> [Problem description]: Pull every line containing "wages" out of the material below.
--- BEGIN Task material ---
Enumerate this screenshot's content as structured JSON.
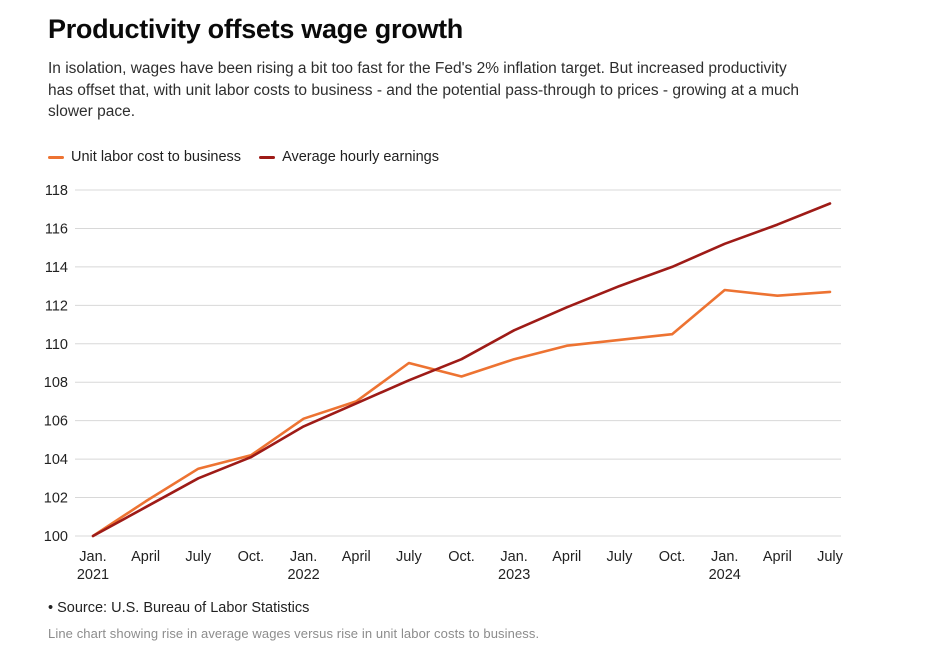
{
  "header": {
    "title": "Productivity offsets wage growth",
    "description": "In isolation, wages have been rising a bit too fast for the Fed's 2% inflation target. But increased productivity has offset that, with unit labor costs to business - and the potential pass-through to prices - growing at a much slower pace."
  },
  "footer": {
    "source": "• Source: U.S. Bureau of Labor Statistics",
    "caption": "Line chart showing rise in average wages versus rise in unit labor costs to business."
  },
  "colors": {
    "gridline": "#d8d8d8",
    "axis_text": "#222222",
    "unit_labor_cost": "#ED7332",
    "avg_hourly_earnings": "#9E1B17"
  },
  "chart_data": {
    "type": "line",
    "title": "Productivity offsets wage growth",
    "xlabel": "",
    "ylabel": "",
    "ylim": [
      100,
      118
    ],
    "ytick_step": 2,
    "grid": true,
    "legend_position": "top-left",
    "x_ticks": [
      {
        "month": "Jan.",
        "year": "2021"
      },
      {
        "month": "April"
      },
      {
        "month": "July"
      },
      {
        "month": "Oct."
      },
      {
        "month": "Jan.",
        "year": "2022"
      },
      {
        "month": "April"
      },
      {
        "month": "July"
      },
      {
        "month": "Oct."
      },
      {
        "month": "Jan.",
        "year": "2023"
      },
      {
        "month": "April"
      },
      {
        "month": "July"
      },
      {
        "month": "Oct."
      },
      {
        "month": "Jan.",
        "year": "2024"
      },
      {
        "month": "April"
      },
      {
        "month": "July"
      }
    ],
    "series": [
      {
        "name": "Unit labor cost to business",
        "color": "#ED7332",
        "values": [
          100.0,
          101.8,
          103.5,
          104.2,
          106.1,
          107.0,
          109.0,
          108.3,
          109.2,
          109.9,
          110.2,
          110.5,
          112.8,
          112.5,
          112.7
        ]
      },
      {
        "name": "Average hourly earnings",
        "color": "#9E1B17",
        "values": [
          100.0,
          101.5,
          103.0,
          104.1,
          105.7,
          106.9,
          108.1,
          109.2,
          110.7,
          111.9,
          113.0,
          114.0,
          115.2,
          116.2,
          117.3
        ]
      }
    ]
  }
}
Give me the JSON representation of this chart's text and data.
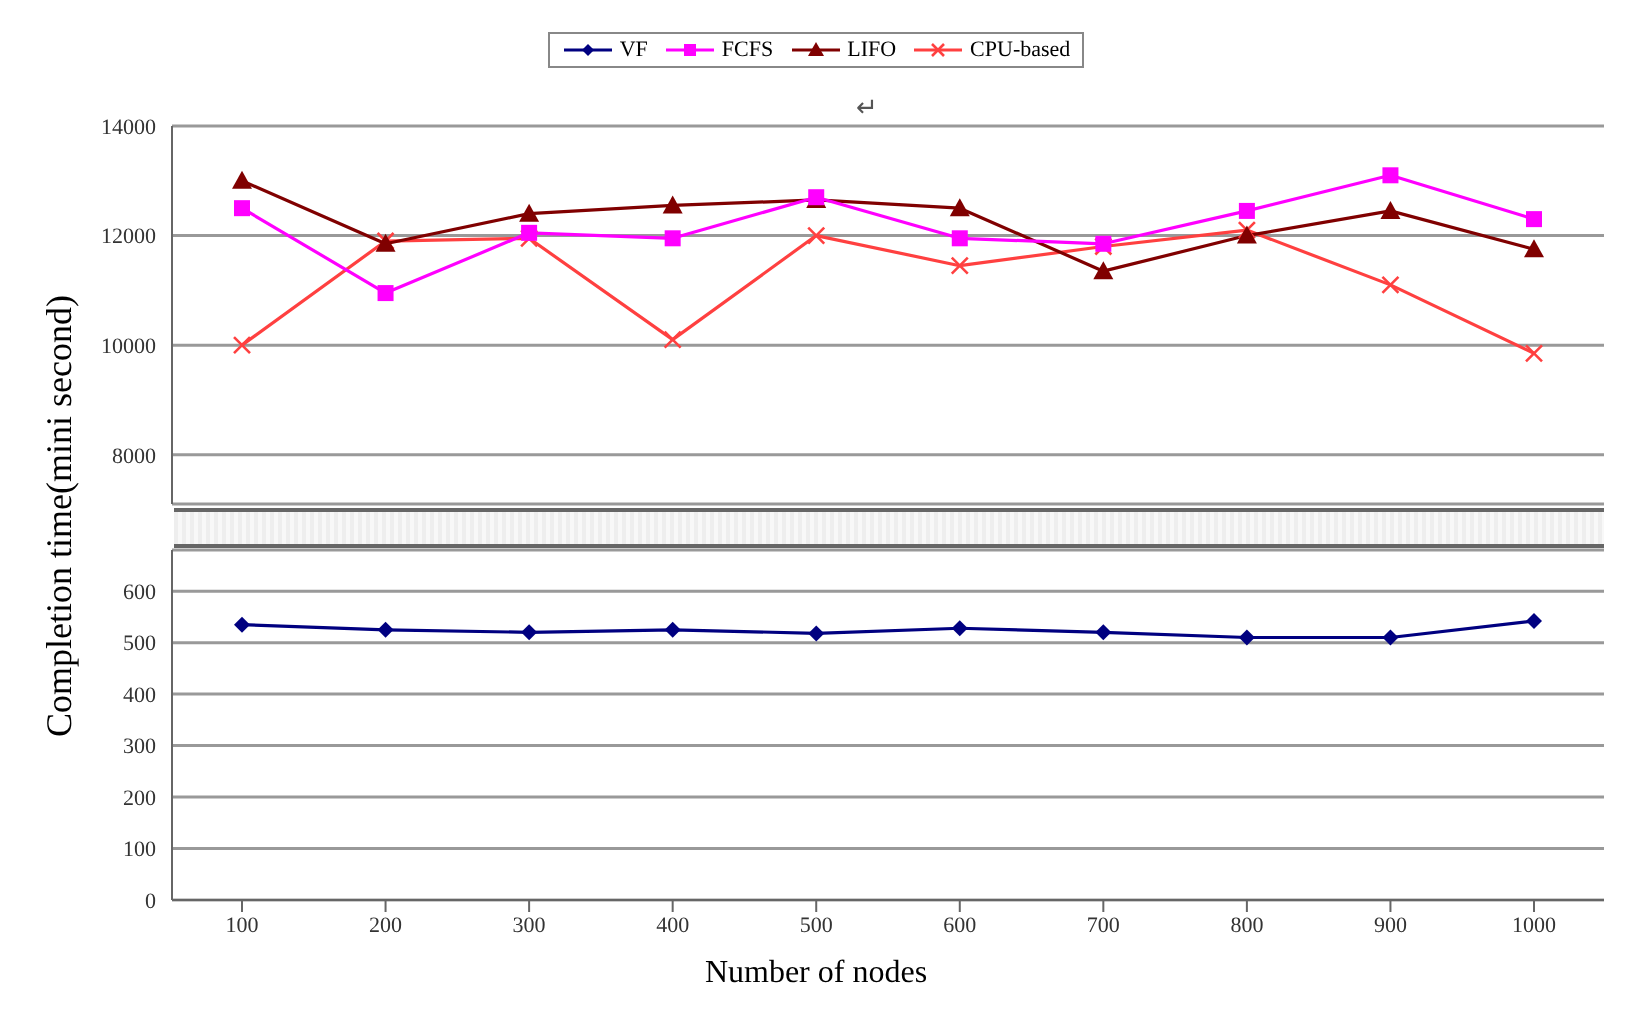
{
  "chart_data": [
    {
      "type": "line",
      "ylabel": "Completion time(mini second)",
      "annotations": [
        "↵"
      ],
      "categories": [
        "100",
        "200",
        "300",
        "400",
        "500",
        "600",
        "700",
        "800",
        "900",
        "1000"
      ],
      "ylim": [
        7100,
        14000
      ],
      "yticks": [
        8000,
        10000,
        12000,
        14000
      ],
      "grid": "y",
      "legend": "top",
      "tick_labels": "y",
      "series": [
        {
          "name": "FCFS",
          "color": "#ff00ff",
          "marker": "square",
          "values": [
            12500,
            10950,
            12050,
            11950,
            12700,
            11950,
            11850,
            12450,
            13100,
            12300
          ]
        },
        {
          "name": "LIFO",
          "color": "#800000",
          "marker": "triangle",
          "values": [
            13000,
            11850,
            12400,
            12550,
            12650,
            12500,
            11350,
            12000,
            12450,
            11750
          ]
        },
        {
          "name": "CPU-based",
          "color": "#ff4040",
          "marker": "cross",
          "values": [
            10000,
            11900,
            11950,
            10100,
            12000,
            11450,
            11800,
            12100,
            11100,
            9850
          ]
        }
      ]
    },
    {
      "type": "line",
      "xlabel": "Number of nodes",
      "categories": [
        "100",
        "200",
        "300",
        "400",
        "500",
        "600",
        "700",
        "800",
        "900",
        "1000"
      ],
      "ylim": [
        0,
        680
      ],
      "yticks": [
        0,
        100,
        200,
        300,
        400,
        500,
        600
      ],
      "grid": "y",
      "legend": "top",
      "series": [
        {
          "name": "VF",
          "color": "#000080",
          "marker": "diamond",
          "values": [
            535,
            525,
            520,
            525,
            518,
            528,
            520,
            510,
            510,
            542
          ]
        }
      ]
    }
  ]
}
--- END Task material ---
--- BEGIN Task material ---
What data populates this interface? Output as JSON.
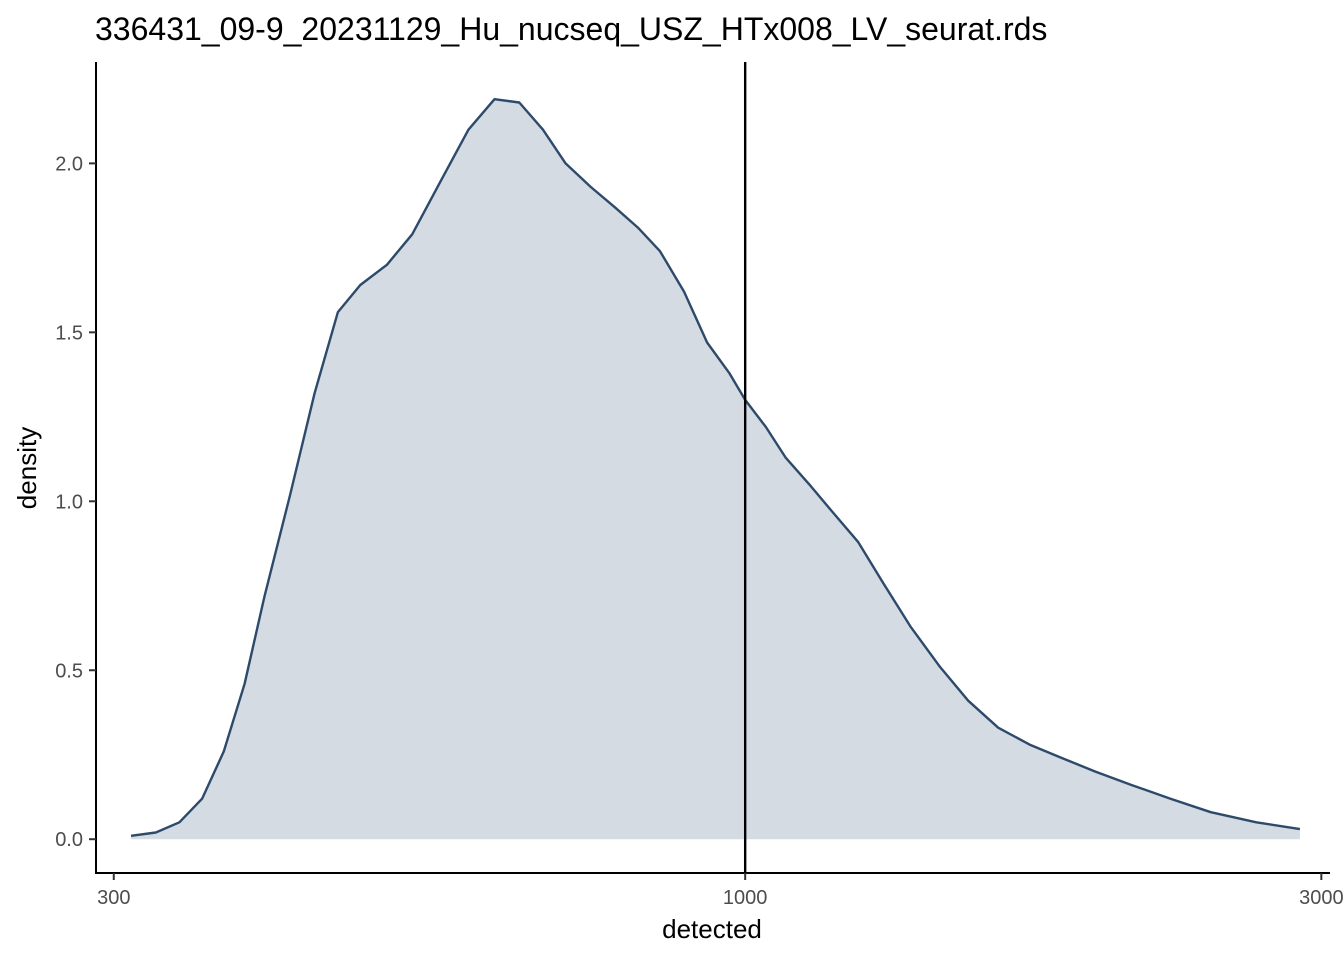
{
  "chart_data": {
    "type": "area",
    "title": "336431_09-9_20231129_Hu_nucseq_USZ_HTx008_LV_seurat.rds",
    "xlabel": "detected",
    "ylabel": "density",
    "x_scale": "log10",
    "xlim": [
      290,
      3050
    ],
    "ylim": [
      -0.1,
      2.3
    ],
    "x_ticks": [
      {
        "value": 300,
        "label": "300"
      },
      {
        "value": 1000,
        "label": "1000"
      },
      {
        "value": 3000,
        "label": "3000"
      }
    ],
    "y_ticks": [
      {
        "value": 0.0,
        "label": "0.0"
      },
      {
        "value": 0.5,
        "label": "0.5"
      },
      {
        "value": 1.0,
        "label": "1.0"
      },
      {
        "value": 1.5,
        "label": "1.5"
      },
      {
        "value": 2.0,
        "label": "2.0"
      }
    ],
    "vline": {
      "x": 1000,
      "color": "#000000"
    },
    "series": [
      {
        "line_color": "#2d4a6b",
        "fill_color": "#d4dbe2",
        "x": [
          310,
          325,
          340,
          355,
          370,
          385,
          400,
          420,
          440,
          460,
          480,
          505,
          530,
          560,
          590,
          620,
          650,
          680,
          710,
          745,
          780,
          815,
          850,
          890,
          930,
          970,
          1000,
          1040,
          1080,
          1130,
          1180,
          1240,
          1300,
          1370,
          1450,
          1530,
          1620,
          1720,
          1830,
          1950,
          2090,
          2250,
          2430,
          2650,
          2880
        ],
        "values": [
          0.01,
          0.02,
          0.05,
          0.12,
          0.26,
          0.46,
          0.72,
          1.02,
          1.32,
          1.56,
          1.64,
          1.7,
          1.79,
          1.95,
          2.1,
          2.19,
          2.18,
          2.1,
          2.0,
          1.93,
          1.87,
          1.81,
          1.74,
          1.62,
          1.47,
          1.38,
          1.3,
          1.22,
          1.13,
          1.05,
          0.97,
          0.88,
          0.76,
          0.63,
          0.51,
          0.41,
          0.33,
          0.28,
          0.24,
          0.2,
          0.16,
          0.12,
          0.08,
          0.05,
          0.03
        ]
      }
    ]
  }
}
--- END Task material ---
> [Worked solution]:
    "description": "In isolation, wages have been rising a bit too fast for the Fed's 2% inflation target. But increased productivity has offset that, with unit labor costs to business - and the potential pass-through to prices - growing at a much slower pace."
    "caption": "Line chart showing rise in average wages versus rise in unit labor costs to business."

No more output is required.